__Your goal__
Copy every record word for word.

__Dataset records__
--- --- ---
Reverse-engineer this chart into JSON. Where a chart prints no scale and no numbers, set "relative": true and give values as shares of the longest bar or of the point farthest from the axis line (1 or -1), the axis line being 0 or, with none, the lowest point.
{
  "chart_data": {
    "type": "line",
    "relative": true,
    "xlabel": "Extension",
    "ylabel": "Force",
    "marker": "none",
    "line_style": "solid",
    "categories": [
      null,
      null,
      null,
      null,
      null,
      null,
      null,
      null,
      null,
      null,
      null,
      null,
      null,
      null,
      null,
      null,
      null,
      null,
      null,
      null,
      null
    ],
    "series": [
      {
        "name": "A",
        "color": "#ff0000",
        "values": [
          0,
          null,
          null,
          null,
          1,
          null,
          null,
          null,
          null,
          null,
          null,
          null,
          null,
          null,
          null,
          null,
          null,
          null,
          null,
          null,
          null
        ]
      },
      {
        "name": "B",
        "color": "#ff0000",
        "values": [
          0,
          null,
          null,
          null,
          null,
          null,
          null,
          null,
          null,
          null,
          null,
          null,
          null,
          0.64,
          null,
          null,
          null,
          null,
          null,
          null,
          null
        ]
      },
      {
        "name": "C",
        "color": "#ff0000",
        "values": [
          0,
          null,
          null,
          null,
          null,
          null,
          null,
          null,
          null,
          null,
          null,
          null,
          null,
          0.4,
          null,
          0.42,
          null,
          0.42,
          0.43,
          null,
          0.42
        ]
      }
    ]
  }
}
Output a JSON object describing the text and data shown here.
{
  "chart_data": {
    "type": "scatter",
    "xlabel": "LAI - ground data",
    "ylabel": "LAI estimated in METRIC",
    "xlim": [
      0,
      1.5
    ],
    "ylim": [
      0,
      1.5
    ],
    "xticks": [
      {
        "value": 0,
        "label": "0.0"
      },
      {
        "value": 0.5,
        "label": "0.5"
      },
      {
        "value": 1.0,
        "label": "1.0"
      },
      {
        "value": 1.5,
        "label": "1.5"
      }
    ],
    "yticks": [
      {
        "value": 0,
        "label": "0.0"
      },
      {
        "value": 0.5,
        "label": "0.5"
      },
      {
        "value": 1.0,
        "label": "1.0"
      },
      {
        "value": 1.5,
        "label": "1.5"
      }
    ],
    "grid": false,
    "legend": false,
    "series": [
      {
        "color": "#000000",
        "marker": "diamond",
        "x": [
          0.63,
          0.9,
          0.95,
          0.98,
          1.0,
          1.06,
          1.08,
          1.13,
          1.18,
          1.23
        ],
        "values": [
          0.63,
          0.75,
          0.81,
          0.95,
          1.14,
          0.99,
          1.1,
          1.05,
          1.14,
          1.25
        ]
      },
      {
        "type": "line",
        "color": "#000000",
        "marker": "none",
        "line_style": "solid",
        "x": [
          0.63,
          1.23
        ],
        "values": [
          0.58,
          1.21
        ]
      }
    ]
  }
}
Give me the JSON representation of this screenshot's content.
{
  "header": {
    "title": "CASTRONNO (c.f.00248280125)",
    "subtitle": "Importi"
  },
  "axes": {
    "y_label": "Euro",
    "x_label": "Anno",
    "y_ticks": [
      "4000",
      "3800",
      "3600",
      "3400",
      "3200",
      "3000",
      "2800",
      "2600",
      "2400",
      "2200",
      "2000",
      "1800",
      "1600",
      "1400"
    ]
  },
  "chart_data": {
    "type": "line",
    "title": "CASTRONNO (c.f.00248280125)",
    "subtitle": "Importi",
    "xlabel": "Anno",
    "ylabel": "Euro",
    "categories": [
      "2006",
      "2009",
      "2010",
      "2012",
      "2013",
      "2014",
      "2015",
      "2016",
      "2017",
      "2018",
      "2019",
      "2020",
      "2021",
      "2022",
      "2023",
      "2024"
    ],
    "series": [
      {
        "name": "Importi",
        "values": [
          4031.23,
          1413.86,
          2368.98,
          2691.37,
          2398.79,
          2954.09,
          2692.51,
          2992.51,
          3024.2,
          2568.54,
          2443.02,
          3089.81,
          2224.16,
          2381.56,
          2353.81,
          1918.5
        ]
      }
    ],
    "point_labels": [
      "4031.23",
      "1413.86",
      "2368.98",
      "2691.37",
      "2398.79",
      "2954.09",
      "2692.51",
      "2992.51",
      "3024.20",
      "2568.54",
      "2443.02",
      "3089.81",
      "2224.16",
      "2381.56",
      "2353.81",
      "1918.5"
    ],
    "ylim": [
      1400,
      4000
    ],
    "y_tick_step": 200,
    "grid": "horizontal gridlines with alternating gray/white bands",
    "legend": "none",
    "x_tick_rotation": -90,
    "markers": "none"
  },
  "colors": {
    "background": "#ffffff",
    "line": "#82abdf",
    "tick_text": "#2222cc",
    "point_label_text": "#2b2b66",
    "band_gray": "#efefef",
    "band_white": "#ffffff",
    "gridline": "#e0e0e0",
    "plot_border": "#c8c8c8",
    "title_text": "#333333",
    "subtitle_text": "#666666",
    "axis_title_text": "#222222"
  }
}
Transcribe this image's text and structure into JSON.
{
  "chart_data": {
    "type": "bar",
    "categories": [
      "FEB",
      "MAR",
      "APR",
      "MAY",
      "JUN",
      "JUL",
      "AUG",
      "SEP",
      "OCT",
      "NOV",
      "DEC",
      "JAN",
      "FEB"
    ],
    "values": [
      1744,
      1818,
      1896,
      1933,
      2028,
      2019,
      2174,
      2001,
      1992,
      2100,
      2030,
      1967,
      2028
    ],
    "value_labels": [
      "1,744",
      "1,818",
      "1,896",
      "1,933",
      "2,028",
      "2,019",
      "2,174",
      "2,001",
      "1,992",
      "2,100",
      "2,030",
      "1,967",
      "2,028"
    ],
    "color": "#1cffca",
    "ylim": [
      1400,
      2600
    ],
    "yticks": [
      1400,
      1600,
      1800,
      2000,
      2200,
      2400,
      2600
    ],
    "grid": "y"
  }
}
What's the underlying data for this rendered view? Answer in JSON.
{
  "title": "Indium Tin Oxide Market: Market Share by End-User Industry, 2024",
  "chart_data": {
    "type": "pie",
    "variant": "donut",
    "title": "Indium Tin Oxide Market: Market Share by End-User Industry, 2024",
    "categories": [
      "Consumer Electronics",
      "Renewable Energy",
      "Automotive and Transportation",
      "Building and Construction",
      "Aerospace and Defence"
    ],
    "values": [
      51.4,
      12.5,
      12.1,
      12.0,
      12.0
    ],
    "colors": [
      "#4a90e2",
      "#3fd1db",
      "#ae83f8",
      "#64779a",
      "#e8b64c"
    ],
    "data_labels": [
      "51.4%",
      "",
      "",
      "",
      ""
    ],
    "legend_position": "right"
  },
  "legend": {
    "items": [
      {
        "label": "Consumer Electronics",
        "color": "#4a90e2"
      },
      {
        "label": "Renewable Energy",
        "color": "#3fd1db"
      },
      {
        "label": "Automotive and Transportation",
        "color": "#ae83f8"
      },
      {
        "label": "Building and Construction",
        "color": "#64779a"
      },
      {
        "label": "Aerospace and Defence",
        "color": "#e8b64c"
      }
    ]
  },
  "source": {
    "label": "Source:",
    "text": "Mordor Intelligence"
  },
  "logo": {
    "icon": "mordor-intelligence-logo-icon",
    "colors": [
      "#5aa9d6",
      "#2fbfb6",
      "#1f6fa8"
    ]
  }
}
--- --- ---
__Problem solution__
Reverse-engineer this chart into JSON. Where a chart prints no scale and no numbers, set "relative": true and give values as shares of the longest bar or of the point farthest from the axis line (1 or -1), the axis line being 0 or, with none, the lowest point.
{
  "chart_data": {
    "type": "line",
    "relative": true,
    "xlabel": "Extension",
    "ylabel": "Force",
    "marker": "none",
    "line_style": "solid",
    "categories": [
      null,
      null,
      null,
      null,
      null,
      null,
      null,
      null,
      null,
      null,
      null,
      null,
      null,
      null,
      null,
      null,
      null,
      null,
      null,
      null,
      null
    ],
    "series": [
      {
        "name": "A",
        "color": "#ff0000",
        "values": [
          0,
          null,
          null,
          null,
          1,
          null,
          null,
          null,
          null,
          null,
          null,
          null,
          null,
          null,
          null,
          null,
          null,
          null,
          null,
          null,
          null
        ]
      },
      {
        "name": "B",
        "color": "#ff0000",
        "values": [
          0,
          null,
          null,
          null,
          null,
          null,
          null,
          null,
          null,
          null,
          null,
          null,
          null,
          0.64,
          null,
          null,
          null,
          null,
          null,
          null,
          null
        ]
      },
      {
        "name": "C",
        "color": "#ff0000",
        "values": [
          0,
          null,
          null,
          null,
          null,
          null,
          null,
          null,
          null,
          null,
          null,
          null,
          null,
          0.4,
          null,
          0.42,
          null,
          0.42,
          0.43,
          null,
          0.42
        ]
      }
    ]
  }
}
Output a JSON object describing the text and data shown here.
{
  "chart_data": {
    "type": "scatter",
    "xlabel": "LAI - ground data",
    "ylabel": "LAI estimated in METRIC",
    "xlim": [
      0,
      1.5
    ],
    "ylim": [
      0,
      1.5
    ],
    "xticks": [
      {
        "value": 0,
        "label": "0.0"
      },
      {
        "value": 0.5,
        "label": "0.5"
      },
      {
        "value": 1.0,
        "label": "1.0"
      },
      {
        "value": 1.5,
        "label": "1.5"
      }
    ],
    "yticks": [
      {
        "value": 0,
        "label": "0.0"
      },
      {
        "value": 0.5,
        "label": "0.5"
      },
      {
        "value": 1.0,
        "label": "1.0"
      },
      {
        "value": 1.5,
        "label": "1.5"
      }
    ],
    "grid": false,
    "legend": false,
    "series": [
      {
        "color": "#000000",
        "marker": "diamond",
        "x": [
          0.63,
          0.9,
          0.95,
          0.98,
          1.0,
          1.06,
          1.08,
          1.13,
          1.18,
          1.23
        ],
        "values": [
          0.63,
          0.75,
          0.81,
          0.95,
          1.14,
          0.99,
          1.1,
          1.05,
          1.14,
          1.25
        ]
      },
      {
        "type": "line",
        "color": "#000000",
        "marker": "none",
        "line_style": "solid",
        "x": [
          0.63,
          1.23
        ],
        "values": [
          0.58,
          1.21
        ]
      }
    ]
  }
}
Give me the JSON representation of this screenshot's content.
{
  "header": {
    "title": "CASTRONNO (c.f.00248280125)",
    "subtitle": "Importi"
  },
  "axes": {
    "y_label": "Euro",
    "x_label": "Anno",
    "y_ticks": [
      "4000",
      "3800",
      "3600",
      "3400",
      "3200",
      "3000",
      "2800",
      "2600",
      "2400",
      "2200",
      "2000",
      "1800",
      "1600",
      "1400"
    ]
  },
  "chart_data": {
    "type": "line",
    "title": "CASTRONNO (c.f.00248280125)",
    "subtitle": "Importi",
    "xlabel": "Anno",
    "ylabel": "Euro",
    "categories": [
      "2006",
      "2009",
      "2010",
      "2012",
      "2013",
      "2014",
      "2015",
      "2016",
      "2017",
      "2018",
      "2019",
      "2020",
      "2021",
      "2022",
      "2023",
      "2024"
    ],
    "series": [
      {
        "name": "Importi",
        "values": [
          4031.23,
          1413.86,
          2368.98,
          2691.37,
          2398.79,
          2954.09,
          2692.51,
          2992.51,
          3024.2,
          2568.54,
          2443.02,
          3089.81,
          2224.16,
          2381.56,
          2353.81,
          1918.5
        ]
      }
    ],
    "point_labels": [
      "4031.23",
      "1413.86",
      "2368.98",
      "2691.37",
      "2398.79",
      "2954.09",
      "2692.51",
      "2992.51",
      "3024.20",
      "2568.54",
      "2443.02",
      "3089.81",
      "2224.16",
      "2381.56",
      "2353.81",
      "1918.5"
    ],
    "ylim": [
      1400,
      4000
    ],
    "y_tick_step": 200,
    "grid": "horizontal gridlines with alternating gray/white bands",
    "legend": "none",
    "x_tick_rotation": -90,
    "markers": "none"
  },
  "colors": {
    "background": "#ffffff",
    "line": "#82abdf",
    "tick_text": "#2222cc",
    "point_label_text": "#2b2b66",
    "band_gray": "#efefef",
    "band_white": "#ffffff",
    "gridline": "#e0e0e0",
    "plot_border": "#c8c8c8",
    "title_text": "#333333",
    "subtitle_text": "#666666",
    "axis_title_text": "#222222"
  }
}
Transcribe this image's text and structure into JSON.
{
  "chart_data": {
    "type": "bar",
    "categories": [
      "FEB",
      "MAR",
      "APR",
      "MAY",
      "JUN",
      "JUL",
      "AUG",
      "SEP",
      "OCT",
      "NOV",
      "DEC",
      "JAN",
      "FEB"
    ],
    "values": [
      1744,
      1818,
      1896,
      1933,
      2028,
      2019,
      2174,
      2001,
      1992,
      2100,
      2030,
      1967,
      2028
    ],
    "value_labels": [
      "1,744",
      "1,818",
      "1,896",
      "1,933",
      "2,028",
      "2,019",
      "2,174",
      "2,001",
      "1,992",
      "2,100",
      "2,030",
      "1,967",
      "2,028"
    ],
    "color": "#1cffca",
    "ylim": [
      1400,
      2600
    ],
    "yticks": [
      1400,
      1600,
      1800,
      2000,
      2200,
      2400,
      2600
    ],
    "grid": "y"
  }
}
What's the underlying data for this rendered view? Answer in JSON.
{
  "title": "Indium Tin Oxide Market: Market Share by End-User Industry, 2024",
  "chart_data": {
    "type": "pie",
    "variant": "donut",
    "title": "Indium Tin Oxide Market: Market Share by End-User Industry, 2024",
    "categories": [
      "Consumer Electronics",
      "Renewable Energy",
      "Automotive and Transportation",
      "Building and Construction",
      "Aerospace and Defence"
    ],
    "values": [
      51.4,
      12.5,
      12.1,
      12.0,
      12.0
    ],
    "colors": [
      "#4a90e2",
      "#3fd1db",
      "#ae83f8",
      "#64779a",
      "#e8b64c"
    ],
    "data_labels": [
      "51.4%",
      "",
      "",
      "",
      ""
    ],
    "legend_position": "right"
  },
  "legend": {
    "items": [
      {
        "label": "Consumer Electronics",
        "color": "#4a90e2"
      },
      {
        "label": "Renewable Energy",
        "color": "#3fd1db"
      },
      {
        "label": "Automotive and Transportation",
        "color": "#ae83f8"
      },
      {
        "label": "Building and Construction",
        "color": "#64779a"
      },
      {
        "label": "Aerospace and Defence",
        "color": "#e8b64c"
      }
    ]
  },
  "source": {
    "label": "Source:",
    "text": "Mordor Intelligence"
  },
  "logo": {
    "icon": "mordor-intelligence-logo-icon",
    "colors": [
      "#5aa9d6",
      "#2fbfb6",
      "#1f6fa8"
    ]
  }
}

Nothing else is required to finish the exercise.